Collected data:
****
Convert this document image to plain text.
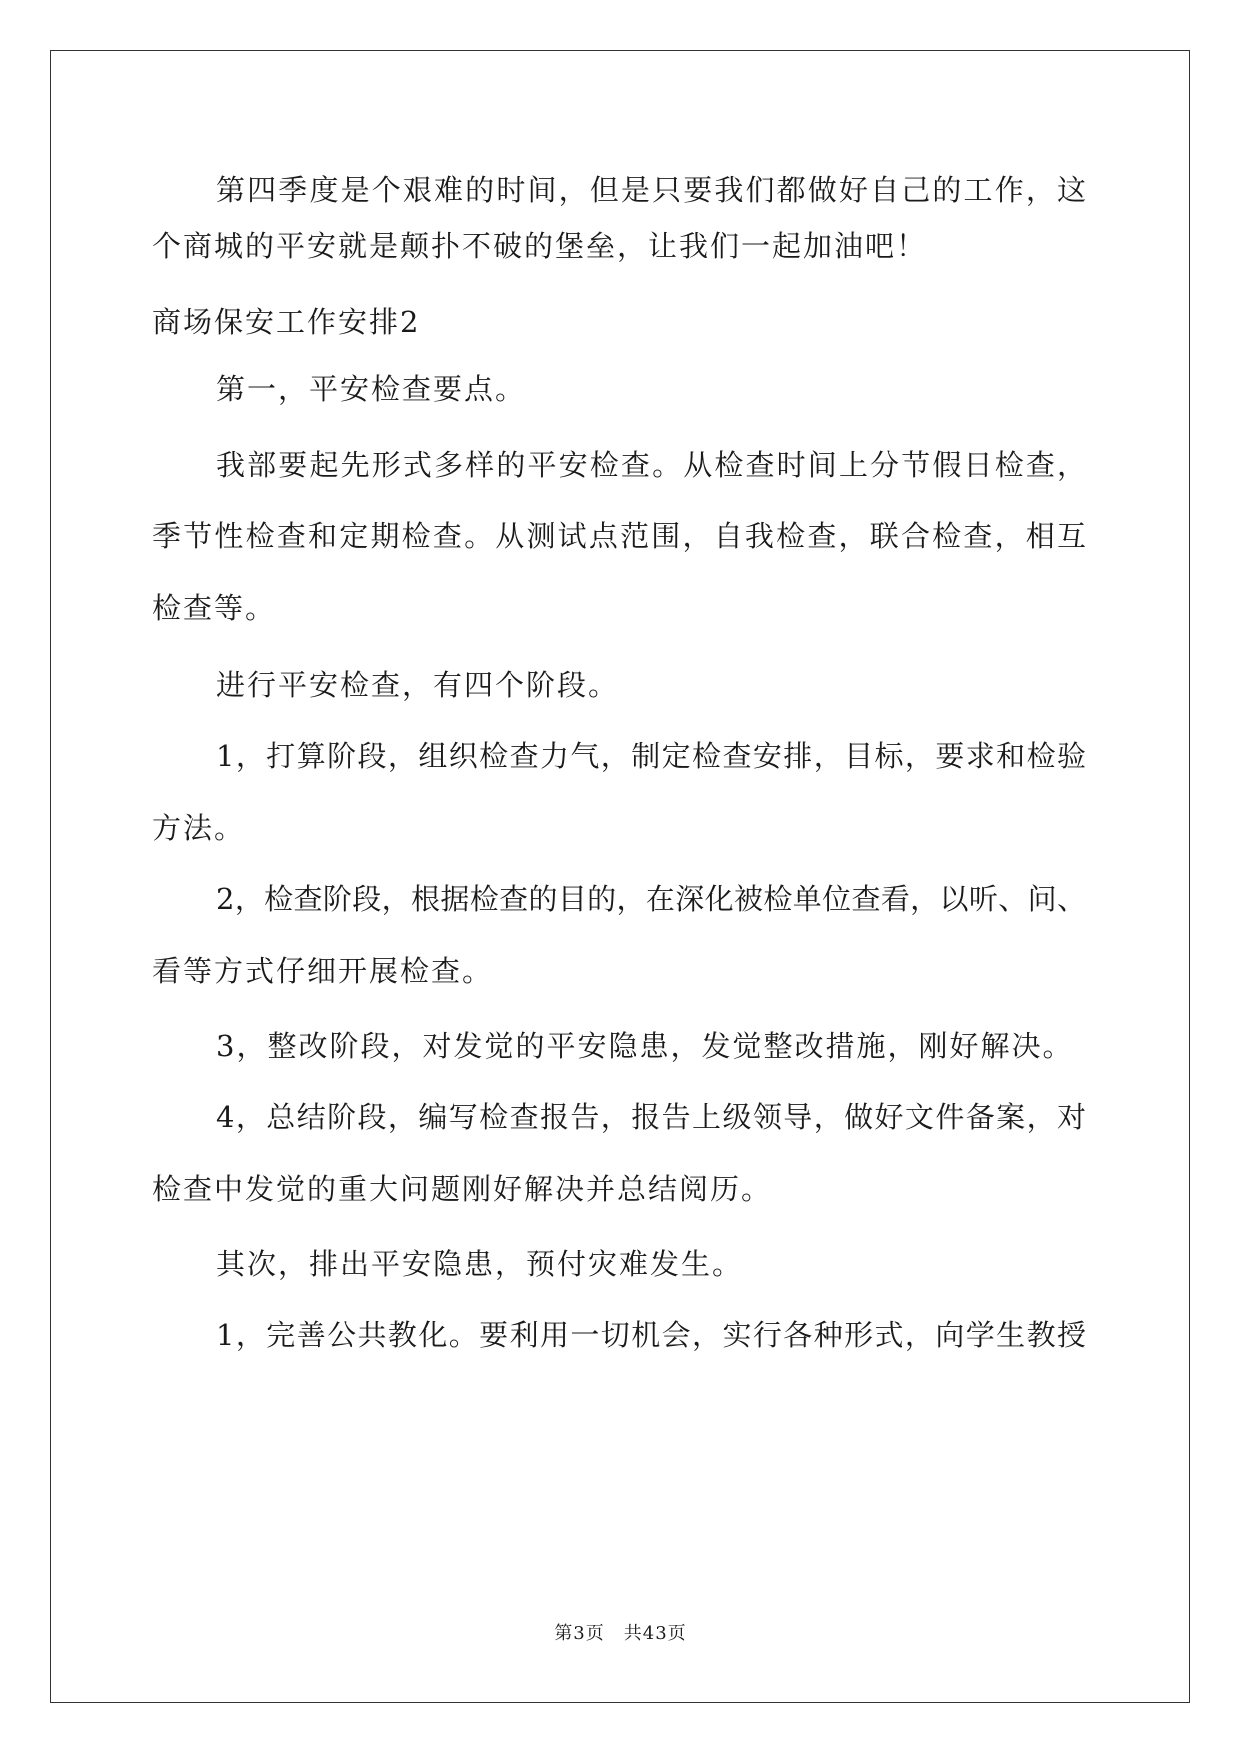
第四季度是个艰难的时间，但是只要我们都做好自己的工作，这
个商城的平安就是颠扑不破的堡垒，让我们一起加油吧！
商场保安工作安排2
第一，平安检查要点。
我部要起先形式多样的平安检查。从检查时间上分节假日检查，
季节性检查和定期检查。从测试点范围，自我检查，联合检查，相互
检查等。
进行平安检查，有四个阶段。
1，打算阶段，组织检查力气，制定检查安排，目标，要求和检验
方法。
2，检查阶段，根据检查的目的，在深化被检单位查看，以听、问、
看等方式仔细开展检查。
3，整改阶段，对发觉的平安隐患，发觉整改措施，刚好解决。
4，总结阶段，编写检查报告，报告上级领导，做好文件备案，对
检查中发觉的重大问题刚好解决并总结阅历。
其次，排出平安隐患，预付灾难发生。
1，完善公共教化。要利用一切机会，实行各种形式，向学生教授
第3页　共43页
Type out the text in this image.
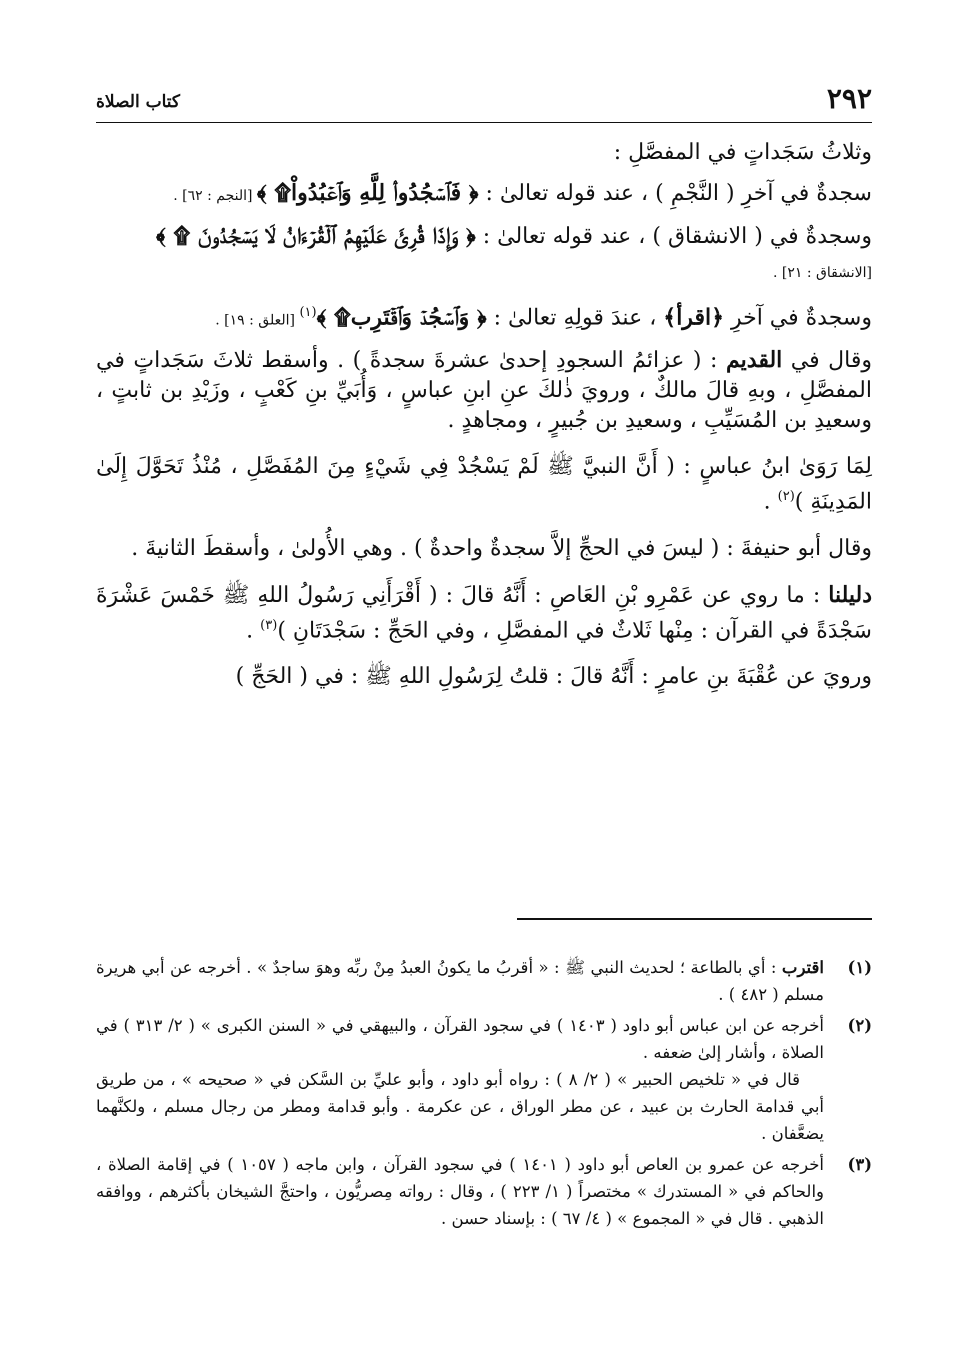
٢٩٢
كتاب الصلاة

وثلاثُ سَجَداتٍ في المفصَّلِ :

سجدةٌ في آخرِ ( النَّجْمِ ) ، عند قوله تعالىٰ : ﴿ فَٱسۡجُدُواْۤ لِلَّهِ وَٱعۡبُدُواْ۩ ﴾ [النجم : ٦٢] .

وسجدةٌ في ( الانشقاق ) ، عند قوله تعالىٰ : ﴿ وَإِذَا قُرِئَ عَلَيۡهِمُ ٱلۡقُرۡءَانُ لَا يَسۡجُدُونَ ۩ ﴾

[الانشقاق : ٢١] .

وسجدةٌ في آخرِ ﴿اقرأ﴾ ، عندَ قولِهِ تعالىٰ : ﴿ وَٱسۡجُدۡ وَٱقۡتَرِب۩ ﴾$^{(١)}$ [العلق : ١٩] .

وقال في القديم : ( عزائمُ السجودِ إحدىٰ عشرةَ سجدةً ) . وأسقط ثلاثَ سَجَداتٍ في المفصَّلِ ، وبهِ قالَ مالكٌ ، ورويَ ذٰلكَ عنِ ابنِ عباسٍ ، وَأُبَيِّ بنِ كَعْبٍ ، وزَيْدِ بن ثابتٍ ، وسعيدِ بن المُسَيِّبِ ، وسعيدِ بن جُبيرٍ ، ومجاهدٍ .

لِمَا رَوَىٰ ابنُ عباسٍ : ( أَنَّ النبيَّ ﷺ لَمْ يَسْجُدْ فِي شَيْءٍ مِنَ المُفَصَّلِ ، مُنْذُ تَحَوَّلَ إِلَىٰ المَدِينَةِ )$^{(٢)}$ .

وقال أبو حنيفةَ : ( ليسَ في الحجِّ إلاَّ سجدةٌ واحدةٌ ) . وهي الأُولىٰ ، وأسقطَ الثانيةَ .

دليلنا : ما روي عن عَمْرِو بْنِ العَاصِ : أَنَّهُ قالَ : ( أَقْرَأَنِي رَسُولُ اللهِ ﷺ خَمْسَ عَشْرَةَ سَجْدَةً في القرآن : مِنْها ثَلاثٌ في المفصَّلِ ، وفي الحَجِّ : سَجْدَتَانِ )$^{(٣)}$ .

ورويَ عن عُقْبَةَ بنِ عامرٍ : أَنَّهُ قالَ : قلتُ لِرَسُولِ اللهِ ﷺ : في ( الحَجِّ )

(١)

اقترب : أي بالطاعة ؛ لحديث النبي ﷺ : « أقربُ ما يكونُ العبدُ مِنْ ربِّه وهوَ ساجدٌ » . أخرجه عن أبي هريرة مسلم ( ٤٨٢ ) .

(٢)

أخرجه عن ابن عباس أبو داود ( ١٤٠٣ ) في سجود القرآن ، والبيهقي في « السنن الكبرى » ( ٢/ ٣١٣ ) في الصلاة ، وأشار إلىٰ ضعفه .

قال في « تلخيص الحبير » ( ٢/ ٨ ) : رواه أبو داود ، وأبو عليِّ بن السَّكن في « صحيحه » ، من طريق أبي قدامة الحارث بن عبيد ، عن مطر الوراق ، عن عكرمة . وأبو قدامة ومطر من رجال مسلم ، ولكنَّهما يضعَّفان .

(٣)

أخرجه عن عمرو بن العاص أبو داود ( ١٤٠١ ) في سجود القرآن ، وابن ماجه ( ١٠٥٧ ) في إقامة الصلاة ، والحاكم في « المستدرك » مختصراً ( ١/ ٢٢٣ ) ، وقال : رواته مِصريُّون ، واحتجَّ الشيخان بأكثرهم ، ووافقه الذهبي . قال في « المجموع » ( ٤/ ٦٧ ) : بإسناد حسن .
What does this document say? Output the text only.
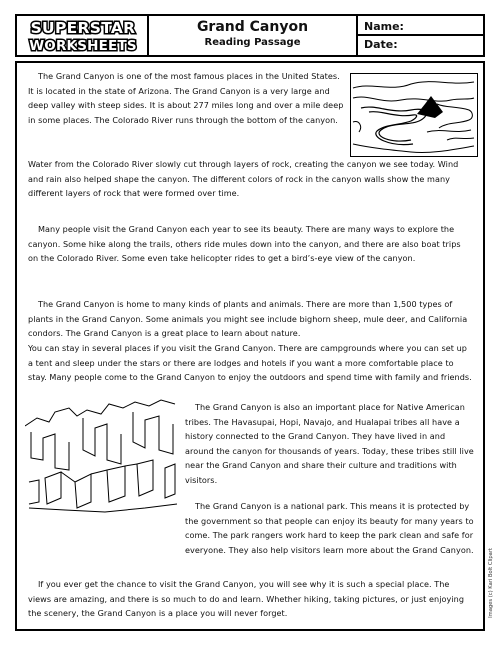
SUPERSTAR
WORKSHEETS
Grand Canyon
Reading Passage
Name:
Date:

The Grand Canyon is one of the most famous places in the United States. It is located in the state of Arizona. The Grand Canyon is a very large and deep valley with steep sides. It is about 277 miles long and over a mile deep in some places. The Colorado River runs through the bottom of the canyon.

Water from the Colorado River slowly cut through layers of rock, creating the canyon we see today. Wind and rain also helped shape the canyon. The different colors of rock in the canyon walls show the many different layers of rock that were formed over time.

Many people visit the Grand Canyon each year to see its beauty. There are many ways to explore the canyon. Some hike along the trails, others ride mules down into the canyon, and there are also boat trips on the Colorado River. Some even take helicopter rides to get a bird’s-eye view of the canyon.

The Grand Canyon is home to many kinds of plants and animals. There are more than 1,500 types of plants in the Grand Canyon. Some animals you might see include bighorn sheep, mule deer, and California condors. The Grand Canyon is a great place to learn about nature.

You can stay in several places if you visit the Grand Canyon. There are campgrounds where you can set up a tent and sleep under the stars or there are lodges and hotels if you want a more comfortable place to stay. Many people come to the Grand Canyon to enjoy the outdoors and spend time with family and friends.

The Grand Canyon is also an important place for Native American tribes. The Havasupai, Hopi, Navajo, and Hualapai tribes all have a history connected to the Grand Canyon. They have lived in and around the canyon for thousands of years. Today, these tribes still live near the Grand Canyon and share their culture and traditions with visitors.

The Grand Canyon is a national park. This means it is protected by the government so that people can enjoy its beauty for many years to come. The park rangers work hard to keep the park clean and safe for everyone. They also help visitors learn more about the Grand Canyon.

If you ever get the chance to visit the Grand Canyon, you will see why it is such a special place. The views are amazing, and there is so much to do and learn. Whether hiking, taking pictures, or just enjoying the scenery, the Grand Canyon is a place you will never forget.	Images (c) Kari Bolt Clipart
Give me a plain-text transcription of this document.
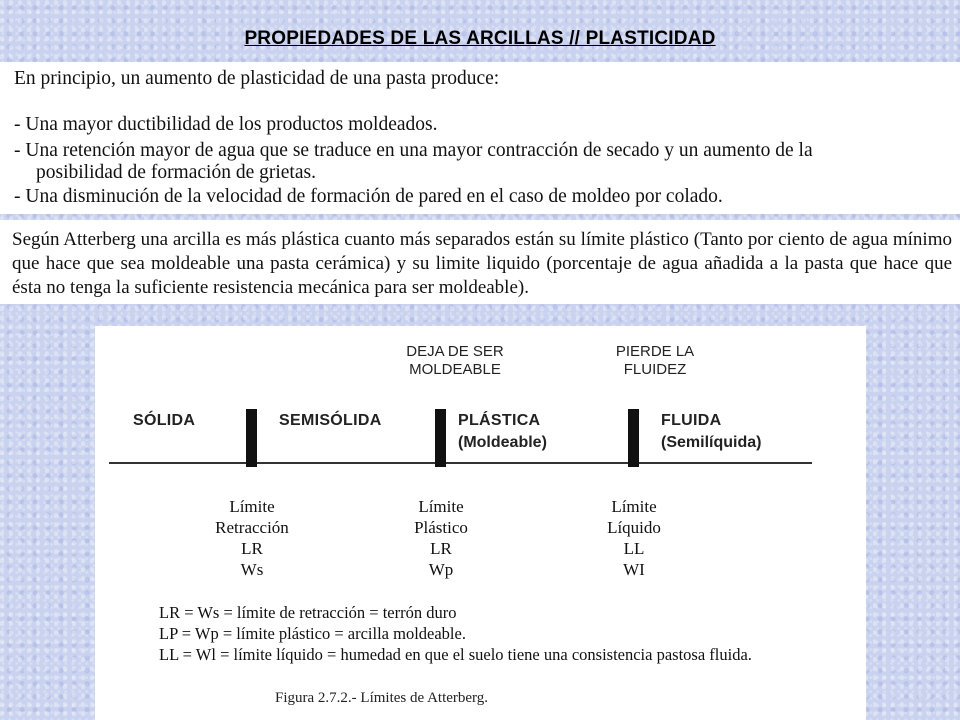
PROPIEDADES DE LAS ARCILLAS // PLASTICIDAD

En principio, un aumento de plasticidad de una pasta produce:

- Una mayor ductibilidad de los productos moldeados.

- Una retención mayor de agua que se traduce en una mayor contracción de secado y un aumento de la

posibilidad de formación de grietas.

- Una disminución de la velocidad de formación de pared en el caso de moldeo por colado.

Según Atterberg una arcilla es más plástica cuanto más separados están su límite plástico (Tanto por ciento de agua mínimo que hace que sea moldeable una pasta cerámica) y su limite liquido (porcentaje de agua añadida a la pasta que hace que ésta no tenga la suficiente resistencia mecánica para ser moldeable).
DEJA DE SER
MOLDEABLE
PIERDE LA
FLUIDEZ
SÓLIDA	SEMISÓLIDA	PLÁSTICA
(Moldeable)
FLUIDA
(Semilíquida)
Límite
Retracción
LR
Ws
Límite
Plástico
LR
Wp
Límite
Líquido
LL
WI
LR = Ws = límite de retracción = terrón duro
LP = Wp = límite plástico = arcilla moldeable.
LL = Wl = límite líquido = humedad en que el suelo tiene una consistencia pastosa fluida.
Figura 2.7.2.- Límites de Atterberg.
****
**DIRECTIONS**:
Reply with nothing but the number of lines that contain the word "aumento".

**SOLUTION TO THE EXERCISE**:
2